Rows from a figure dataset:

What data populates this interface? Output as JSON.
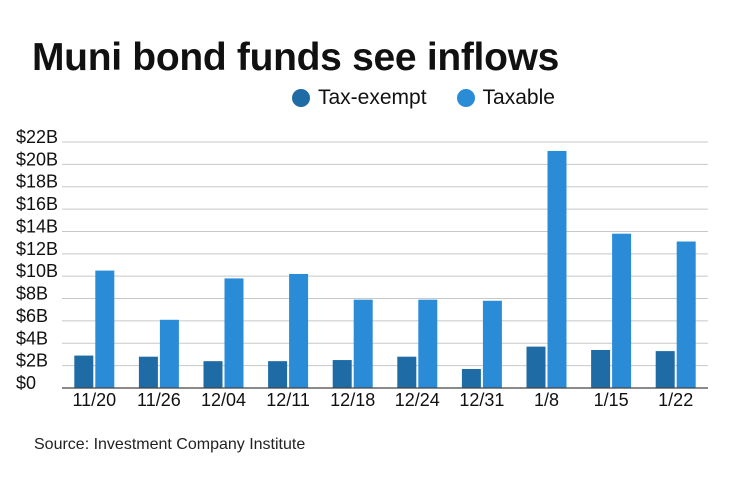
{
  "title": "Muni bond funds see inflows",
  "source": "Source: Investment Company Institute",
  "colors": {
    "tax_exempt": "#1f6ba6",
    "taxable": "#2a8bd7",
    "grid": "#c8c8c8"
  },
  "chart_data": {
    "type": "bar",
    "title": "Muni bond funds see inflows",
    "categories": [
      "11/20",
      "11/26",
      "12/04",
      "12/11",
      "12/18",
      "12/24",
      "12/31",
      "1/8",
      "1/15",
      "1/22"
    ],
    "series": [
      {
        "name": "Tax-exempt",
        "values": [
          2.9,
          2.8,
          2.4,
          2.4,
          2.5,
          2.8,
          1.7,
          3.7,
          3.4,
          3.3
        ]
      },
      {
        "name": "Taxable",
        "values": [
          10.5,
          6.1,
          9.8,
          10.2,
          7.9,
          7.9,
          7.8,
          21.2,
          13.8,
          13.1
        ]
      }
    ],
    "y_ticks": [
      "$0",
      "$2B",
      "$4B",
      "$6B",
      "$8B",
      "$10B",
      "$12B",
      "$14B",
      "$16B",
      "$18B",
      "$20B",
      "$22B"
    ],
    "ylim": [
      0,
      22
    ],
    "legend": "top",
    "grid": true
  }
}
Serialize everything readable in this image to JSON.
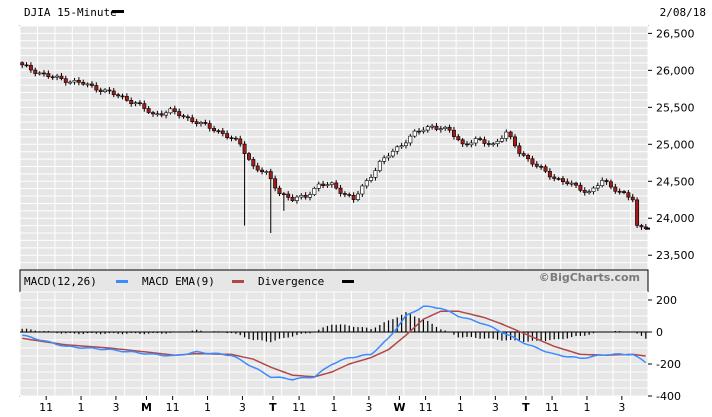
{
  "chart_data": {
    "type": "candlestick",
    "title": "DJIA 15-Minute",
    "date_label": "2/08/18",
    "watermark": "©BigCharts.com",
    "price_panel": {
      "ylim": [
        23300,
        26600
      ],
      "y_ticks": [
        "26,500",
        "26,000",
        "25,500",
        "25,000",
        "24,500",
        "24,000",
        "23,500"
      ],
      "tick_values": [
        26500,
        26000,
        25500,
        25000,
        24500,
        24000,
        23500
      ],
      "grid": true,
      "up_color": "#ffffff",
      "down_color": "#a11b1b",
      "last_value": 23860,
      "anchors": [
        [
          0,
          26060
        ],
        [
          6,
          25920
        ],
        [
          14,
          25820
        ],
        [
          20,
          25700
        ],
        [
          26,
          25560
        ],
        [
          30,
          25400
        ],
        [
          34,
          25450
        ],
        [
          40,
          25300
        ],
        [
          46,
          25150
        ],
        [
          50,
          25000
        ],
        [
          53,
          24700
        ],
        [
          56,
          24600
        ],
        [
          59,
          24350
        ],
        [
          62,
          24250
        ],
        [
          65,
          24300
        ],
        [
          68,
          24450
        ],
        [
          71,
          24450
        ],
        [
          74,
          24330
        ],
        [
          76,
          24250
        ],
        [
          79,
          24500
        ],
        [
          82,
          24750
        ],
        [
          86,
          24950
        ],
        [
          90,
          25150
        ],
        [
          94,
          25250
        ],
        [
          98,
          25180
        ],
        [
          101,
          25000
        ],
        [
          104,
          25050
        ],
        [
          108,
          25000
        ],
        [
          111,
          25150
        ],
        [
          114,
          24900
        ],
        [
          118,
          24700
        ],
        [
          122,
          24550
        ],
        [
          126,
          24450
        ],
        [
          130,
          24350
        ],
        [
          133,
          24500
        ],
        [
          136,
          24400
        ],
        [
          140,
          24250
        ],
        [
          141,
          23880
        ]
      ],
      "spikes": [
        [
          51,
          23900
        ],
        [
          57,
          23800
        ],
        [
          60,
          24100
        ]
      ]
    },
    "macd_panel": {
      "ylim": [
        -400,
        250
      ],
      "y_ticks": [
        "200",
        "0",
        "-200",
        "-400"
      ],
      "tick_values": [
        200,
        0,
        -200,
        -400
      ],
      "legend": [
        {
          "label": "MACD(12,26)",
          "color": "#3a8bff"
        },
        {
          "label": "MACD EMA(9)",
          "color": "#b04848"
        },
        {
          "label": "Divergence",
          "color": "#000000"
        }
      ],
      "macd_anchors": [
        [
          0,
          -20
        ],
        [
          10,
          -90
        ],
        [
          20,
          -110
        ],
        [
          30,
          -140
        ],
        [
          35,
          -150
        ],
        [
          40,
          -125
        ],
        [
          48,
          -145
        ],
        [
          53,
          -220
        ],
        [
          57,
          -280
        ],
        [
          62,
          -295
        ],
        [
          67,
          -280
        ],
        [
          71,
          -200
        ],
        [
          75,
          -160
        ],
        [
          80,
          -140
        ],
        [
          84,
          -40
        ],
        [
          88,
          100
        ],
        [
          92,
          160
        ],
        [
          96,
          150
        ],
        [
          100,
          100
        ],
        [
          106,
          50
        ],
        [
          110,
          0
        ],
        [
          116,
          -80
        ],
        [
          122,
          -140
        ],
        [
          128,
          -165
        ],
        [
          134,
          -140
        ],
        [
          140,
          -140
        ],
        [
          143,
          -190
        ]
      ],
      "ema_anchors": [
        [
          0,
          -40
        ],
        [
          10,
          -80
        ],
        [
          20,
          -100
        ],
        [
          30,
          -130
        ],
        [
          35,
          -145
        ],
        [
          40,
          -135
        ],
        [
          48,
          -140
        ],
        [
          53,
          -170
        ],
        [
          57,
          -220
        ],
        [
          62,
          -270
        ],
        [
          67,
          -280
        ],
        [
          71,
          -250
        ],
        [
          75,
          -200
        ],
        [
          80,
          -160
        ],
        [
          84,
          -110
        ],
        [
          88,
          -20
        ],
        [
          92,
          80
        ],
        [
          96,
          130
        ],
        [
          100,
          130
        ],
        [
          106,
          90
        ],
        [
          110,
          50
        ],
        [
          116,
          -20
        ],
        [
          122,
          -90
        ],
        [
          128,
          -140
        ],
        [
          134,
          -145
        ],
        [
          140,
          -140
        ],
        [
          143,
          -150
        ]
      ]
    },
    "x_axis": {
      "bars": 144,
      "ticks": [
        {
          "label": "11",
          "bar": 6,
          "bold": false
        },
        {
          "label": "1",
          "bar": 14,
          "bold": false
        },
        {
          "label": "3",
          "bar": 22,
          "bold": false
        },
        {
          "label": "M",
          "bar": 29,
          "bold": true
        },
        {
          "label": "11",
          "bar": 35,
          "bold": false
        },
        {
          "label": "1",
          "bar": 43,
          "bold": false
        },
        {
          "label": "3",
          "bar": 51,
          "bold": false
        },
        {
          "label": "T",
          "bar": 58,
          "bold": true
        },
        {
          "label": "11",
          "bar": 64,
          "bold": false
        },
        {
          "label": "1",
          "bar": 72,
          "bold": false
        },
        {
          "label": "3",
          "bar": 80,
          "bold": false
        },
        {
          "label": "W",
          "bar": 87,
          "bold": true
        },
        {
          "label": "11",
          "bar": 93,
          "bold": false
        },
        {
          "label": "1",
          "bar": 101,
          "bold": false
        },
        {
          "label": "3",
          "bar": 109,
          "bold": false
        },
        {
          "label": "T",
          "bar": 116,
          "bold": true
        },
        {
          "label": "11",
          "bar": 122,
          "bold": false
        },
        {
          "label": "1",
          "bar": 130,
          "bold": false
        },
        {
          "label": "3",
          "bar": 138,
          "bold": false
        }
      ]
    }
  }
}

### THE REQUEST
The material above holds pictures; copy everything else in it exactly.

### EXPECTED ANSWER
What data populates this interface? Output as JSON.
{
  "title": "Muni bond funds see inflows",
  "source": "Source: Investment Company Institute",
  "colors": {
    "tax_exempt": "#1f6ba6",
    "taxable": "#2a8bd7",
    "grid": "#c8c8c8"
  },
  "chart_data": {
    "type": "bar",
    "title": "Muni bond funds see inflows",
    "categories": [
      "11/20",
      "11/26",
      "12/04",
      "12/11",
      "12/18",
      "12/24",
      "12/31",
      "1/8",
      "1/15",
      "1/22"
    ],
    "series": [
      {
        "name": "Tax-exempt",
        "values": [
          2.9,
          2.8,
          2.4,
          2.4,
          2.5,
          2.8,
          1.7,
          3.7,
          3.4,
          3.3
        ]
      },
      {
        "name": "Taxable",
        "values": [
          10.5,
          6.1,
          9.8,
          10.2,
          7.9,
          7.9,
          7.8,
          21.2,
          13.8,
          13.1
        ]
      }
    ],
    "y_ticks": [
      "$0",
      "$2B",
      "$4B",
      "$6B",
      "$8B",
      "$10B",
      "$12B",
      "$14B",
      "$16B",
      "$18B",
      "$20B",
      "$22B"
    ],
    "ylim": [
      0,
      22
    ],
    "legend": "top",
    "grid": true
  }
}
Serialize everything readable in this image to JSON.
{
  "chart_data": {
    "type": "candlestick",
    "title": "DJIA 15-Minute",
    "date_label": "2/08/18",
    "watermark": "©BigCharts.com",
    "price_panel": {
      "ylim": [
        23300,
        26600
      ],
      "y_ticks": [
        "26,500",
        "26,000",
        "25,500",
        "25,000",
        "24,500",
        "24,000",
        "23,500"
      ],
      "tick_values": [
        26500,
        26000,
        25500,
        25000,
        24500,
        24000,
        23500
      ],
      "grid": true,
      "up_color": "#ffffff",
      "down_color": "#a11b1b",
      "last_value": 23860,
      "anchors": [
        [
          0,
          26060
        ],
        [
          6,
          25920
        ],
        [
          14,
          25820
        ],
        [
          20,
          25700
        ],
        [
          26,
          25560
        ],
        [
          30,
          25400
        ],
        [
          34,
          25450
        ],
        [
          40,
          25300
        ],
        [
          46,
          25150
        ],
        [
          50,
          25000
        ],
        [
          53,
          24700
        ],
        [
          56,
          24600
        ],
        [
          59,
          24350
        ],
        [
          62,
          24250
        ],
        [
          65,
          24300
        ],
        [
          68,
          24450
        ],
        [
          71,
          24450
        ],
        [
          74,
          24330
        ],
        [
          76,
          24250
        ],
        [
          79,
          24500
        ],
        [
          82,
          24750
        ],
        [
          86,
          24950
        ],
        [
          90,
          25150
        ],
        [
          94,
          25250
        ],
        [
          98,
          25180
        ],
        [
          101,
          25000
        ],
        [
          104,
          25050
        ],
        [
          108,
          25000
        ],
        [
          111,
          25150
        ],
        [
          114,
          24900
        ],
        [
          118,
          24700
        ],
        [
          122,
          24550
        ],
        [
          126,
          24450
        ],
        [
          130,
          24350
        ],
        [
          133,
          24500
        ],
        [
          136,
          24400
        ],
        [
          140,
          24250
        ],
        [
          141,
          23880
        ]
      ],
      "spikes": [
        [
          51,
          23900
        ],
        [
          57,
          23800
        ],
        [
          60,
          24100
        ]
      ]
    },
    "macd_panel": {
      "ylim": [
        -400,
        250
      ],
      "y_ticks": [
        "200",
        "0",
        "-200",
        "-400"
      ],
      "tick_values": [
        200,
        0,
        -200,
        -400
      ],
      "legend": [
        {
          "label": "MACD(12,26)",
          "color": "#3a8bff"
        },
        {
          "label": "MACD EMA(9)",
          "color": "#b04848"
        },
        {
          "label": "Divergence",
          "color": "#000000"
        }
      ],
      "macd_anchors": [
        [
          0,
          -20
        ],
        [
          10,
          -90
        ],
        [
          20,
          -110
        ],
        [
          30,
          -140
        ],
        [
          35,
          -150
        ],
        [
          40,
          -125
        ],
        [
          48,
          -145
        ],
        [
          53,
          -220
        ],
        [
          57,
          -280
        ],
        [
          62,
          -295
        ],
        [
          67,
          -280
        ],
        [
          71,
          -200
        ],
        [
          75,
          -160
        ],
        [
          80,
          -140
        ],
        [
          84,
          -40
        ],
        [
          88,
          100
        ],
        [
          92,
          160
        ],
        [
          96,
          150
        ],
        [
          100,
          100
        ],
        [
          106,
          50
        ],
        [
          110,
          0
        ],
        [
          116,
          -80
        ],
        [
          122,
          -140
        ],
        [
          128,
          -165
        ],
        [
          134,
          -140
        ],
        [
          140,
          -140
        ],
        [
          143,
          -190
        ]
      ],
      "ema_anchors": [
        [
          0,
          -40
        ],
        [
          10,
          -80
        ],
        [
          20,
          -100
        ],
        [
          30,
          -130
        ],
        [
          35,
          -145
        ],
        [
          40,
          -135
        ],
        [
          48,
          -140
        ],
        [
          53,
          -170
        ],
        [
          57,
          -220
        ],
        [
          62,
          -270
        ],
        [
          67,
          -280
        ],
        [
          71,
          -250
        ],
        [
          75,
          -200
        ],
        [
          80,
          -160
        ],
        [
          84,
          -110
        ],
        [
          88,
          -20
        ],
        [
          92,
          80
        ],
        [
          96,
          130
        ],
        [
          100,
          130
        ],
        [
          106,
          90
        ],
        [
          110,
          50
        ],
        [
          116,
          -20
        ],
        [
          122,
          -90
        ],
        [
          128,
          -140
        ],
        [
          134,
          -145
        ],
        [
          140,
          -140
        ],
        [
          143,
          -150
        ]
      ]
    },
    "x_axis": {
      "bars": 144,
      "ticks": [
        {
          "label": "11",
          "bar": 6,
          "bold": false
        },
        {
          "label": "1",
          "bar": 14,
          "bold": false
        },
        {
          "label": "3",
          "bar": 22,
          "bold": false
        },
        {
          "label": "M",
          "bar": 29,
          "bold": true
        },
        {
          "label": "11",
          "bar": 35,
          "bold": false
        },
        {
          "label": "1",
          "bar": 43,
          "bold": false
        },
        {
          "label": "3",
          "bar": 51,
          "bold": false
        },
        {
          "label": "T",
          "bar": 58,
          "bold": true
        },
        {
          "label": "11",
          "bar": 64,
          "bold": false
        },
        {
          "label": "1",
          "bar": 72,
          "bold": false
        },
        {
          "label": "3",
          "bar": 80,
          "bold": false
        },
        {
          "label": "W",
          "bar": 87,
          "bold": true
        },
        {
          "label": "11",
          "bar": 93,
          "bold": false
        },
        {
          "label": "1",
          "bar": 101,
          "bold": false
        },
        {
          "label": "3",
          "bar": 109,
          "bold": false
        },
        {
          "label": "T",
          "bar": 116,
          "bold": true
        },
        {
          "label": "11",
          "bar": 122,
          "bold": false
        },
        {
          "label": "1",
          "bar": 130,
          "bold": false
        },
        {
          "label": "3",
          "bar": 138,
          "bold": false
        }
      ]
    }
  }
}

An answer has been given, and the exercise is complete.